Und das hatte noch weitere Effekte: Ich habe nun nur noch ganz wenige, dafür echt enge Freunde. Und bei fremden Menschen fiel mir auf, dass ich viel deutlicher, kräftiger und mit der passenden Wortwahl sprechen kann. Ich weiß nun, was ich zum Leben brauche. Höre auf meinen Körper. Er ist kräftiger, fitter geworden - nicht allein weil mein Bauch mir sagte, nur wenige Kohlenhydrate zu mir zu nehmen. Denn sie lösten in mir überall Entzündungen aus. Das Wort "Bauchgefühl" kommt nicht von ungefähr.
Wenn ich nun das Bedürfnis habe, etwas tun zu wollen, Malen und Zeichnen, etwas lesen, meditieren oder nachdenken, die Wohnung sauber machen oder ins Cafe zu gehen, dann tu ich es einfach. Bekomm den Arsch hoch und fang an. Denn mein Bewusstsein sagt mir: Mach mal das und das. Das brauchste jetzt. Würde dir nicht nur gut tun, sondern du lernst auch noch daraus.

┄┄┄┄┄┄

**ARBEITSANWEISUNGEN:**
1. Was lösten Kohlenhydrate laut dem Auszug über das Bauchgefühl aus?
2. Führe den Auszug über das Bauchgefühl nach seinem letzten Satz fort.
Die anschließenden Zeilen stammen aus einer anderen Quelle.

**BEREITGESTELLTE ANGABEN:**
┄┄┄┄┄┄

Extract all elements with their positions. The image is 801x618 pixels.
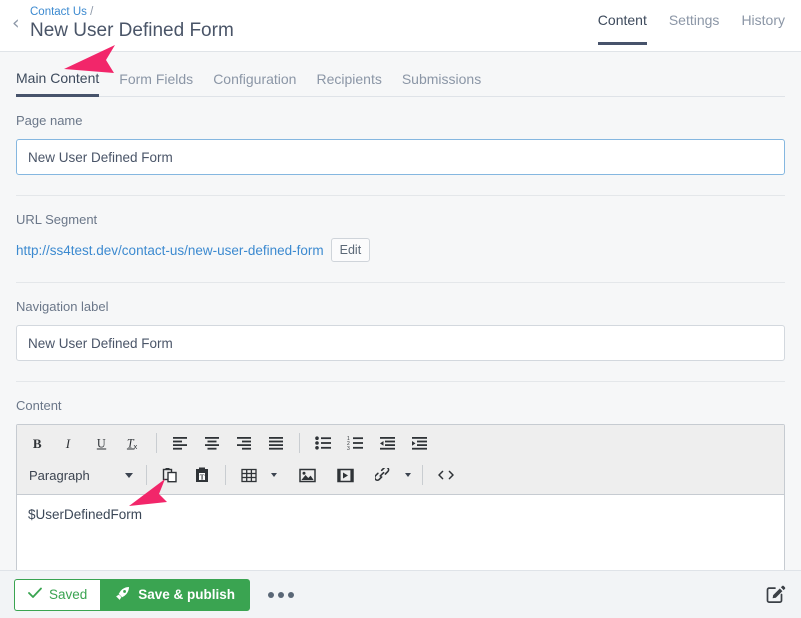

┄┄┄┄┄┄

**ERGEBNISSE JE AUFGABE:**
1. Sie lösten überall Entzündungen aus.

2.
Und eines dieser Sachen war: Nimm deine Fehler an. Denn sie sind keine Fehler. Sie sind du. Auch wenn du früher Scheiße gebaut hast und du am liebsten alles rückgängig machen würdest. Sie haben deinen Charakter geformt. Das sind die Steine, die deinen Weg schmücken. Und nicht jeder ist hässlich und eckig. Lehn sie nicht ab. Nimm sie in deine Arme. Und die schönsten von ihnen steckst du in deine Hosentasche. So wie früher als Kind, als dir deswegen ständig die Hose runtergerutscht ist. Der Stolperstein ist nicht dein Gegner. Der Stein bist du.


Auch wenn das jetzt nicht zur Länge zu meinem Post passt: Wer weniger redet, hört mehr zu. ;)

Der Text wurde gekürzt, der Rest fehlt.